EXERCICE BREF A
Recopiez fidèlement les lignes des enregistrements, depuis leur début jusqu'à la ligne contenant « x-tick-label: twelve <box>174 », cette dernière incluse.

Quelle phrase sublime et terrible à la fois ! Quel ramassement en un nœud syntaxique de toute une misère existentielle ! De suite, si l’on a déjà placé haut dans son panthéon littéraire des Musil, des Hamsun, des Crevel, on sait que Walser sera un compagnon de route précieux. Si l’on préfère Musso, Duras ou Nothomb (aucune erreur dans cette liste amalgamante, dont la mauvaise foi est tout à fait revendiquée), on sait que l’œuvre de Walser restera lettre morte.
C’est regrettable en un sens, et cela cantonne Walser à un sorte de club pour happy few, dont était cet estimé et regretté bouquiniste au caractère acariâtre rendant plus précieux encore le moindre de ses accès de bonne humeur, fréquents tout de même, et plus crédible et estimée la moindre de ses recommandations (ma bibliothèque peut en témoigner), et ce n’est pas le petit volume publié ces jours-ci par les Editions Zoé, qui se livrent depuis quelques années à un remarquable double travail de traduction et d’édition mettant à disposition des pages souvent rares de l’auteur suisse, qui va populariser l’œuvre du Suisse. En effet, L’Etang et Félix contient deux brefs récits dialogués (dire qu’il s’agit de théâtre serait inexact, tant sont pauvres en renseignements les didascalies, ou ce qui en tient lieu, et ce malgré que le second texte a été porté à la scène en 1989), qui creusent plus avant la veine sombre de Walser, cet aspect à la fois minimaliste et sidérant, cette capacité à dire l’essentiel en peu de mots, étant admis que cet essentiel est souvent formidable au sens premier de cet adjectif : qui fait peur.

DONNÉES D'ENTRÉE
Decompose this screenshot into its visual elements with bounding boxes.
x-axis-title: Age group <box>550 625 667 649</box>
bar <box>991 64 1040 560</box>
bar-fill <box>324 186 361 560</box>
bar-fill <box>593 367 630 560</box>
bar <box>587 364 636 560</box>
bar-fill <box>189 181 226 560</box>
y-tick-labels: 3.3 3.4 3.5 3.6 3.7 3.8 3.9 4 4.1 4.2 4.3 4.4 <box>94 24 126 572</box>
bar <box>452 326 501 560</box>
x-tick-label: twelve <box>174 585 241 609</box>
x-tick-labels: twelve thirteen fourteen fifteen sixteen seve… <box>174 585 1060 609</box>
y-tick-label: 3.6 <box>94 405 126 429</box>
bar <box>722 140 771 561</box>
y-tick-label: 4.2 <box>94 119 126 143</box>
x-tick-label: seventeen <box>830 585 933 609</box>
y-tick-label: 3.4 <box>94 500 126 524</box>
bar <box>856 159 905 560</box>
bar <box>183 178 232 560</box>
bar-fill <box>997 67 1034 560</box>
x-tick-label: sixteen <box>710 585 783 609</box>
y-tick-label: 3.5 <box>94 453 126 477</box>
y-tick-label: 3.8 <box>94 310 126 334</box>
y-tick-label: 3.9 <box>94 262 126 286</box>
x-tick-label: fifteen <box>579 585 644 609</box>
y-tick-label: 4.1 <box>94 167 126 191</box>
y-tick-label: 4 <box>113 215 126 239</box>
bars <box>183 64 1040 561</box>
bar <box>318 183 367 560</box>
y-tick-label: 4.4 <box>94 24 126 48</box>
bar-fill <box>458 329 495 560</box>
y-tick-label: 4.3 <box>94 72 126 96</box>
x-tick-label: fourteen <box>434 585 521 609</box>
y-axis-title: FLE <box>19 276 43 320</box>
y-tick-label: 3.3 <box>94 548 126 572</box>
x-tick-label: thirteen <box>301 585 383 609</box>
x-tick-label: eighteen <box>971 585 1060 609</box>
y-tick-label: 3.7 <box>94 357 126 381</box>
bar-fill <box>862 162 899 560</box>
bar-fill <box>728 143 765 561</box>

EXERCICE BREF B
Dressez la liste de tous les écrivains nommés dans le premier paragraphe de l'extrait, à l'exception de Walser.

RÉSULTAT FINAL A
Decompose this screenshot into its visual elements with bounding boxes.
x-axis-title: Age group <box>550 625 667 649</box>
bar <box>991 64 1040 560</box>
bar-fill <box>324 186 361 560</box>
bar-fill <box>593 367 630 560</box>
bar <box>587 364 636 560</box>
bar-fill <box>189 181 226 560</box>
y-tick-labels: 3.3 3.4 3.5 3.6 3.7 3.8 3.9 4 4.1 4.2 4.3 4.4 <box>94 24 126 572</box>
bar <box>452 326 501 560</box>
x-tick-label: twelve <box>174 585 241 609</box>

RÉSULTAT FINAL B
- Musil
- Hamsun
- Crevel
- Musso
- Duras
- Nothomb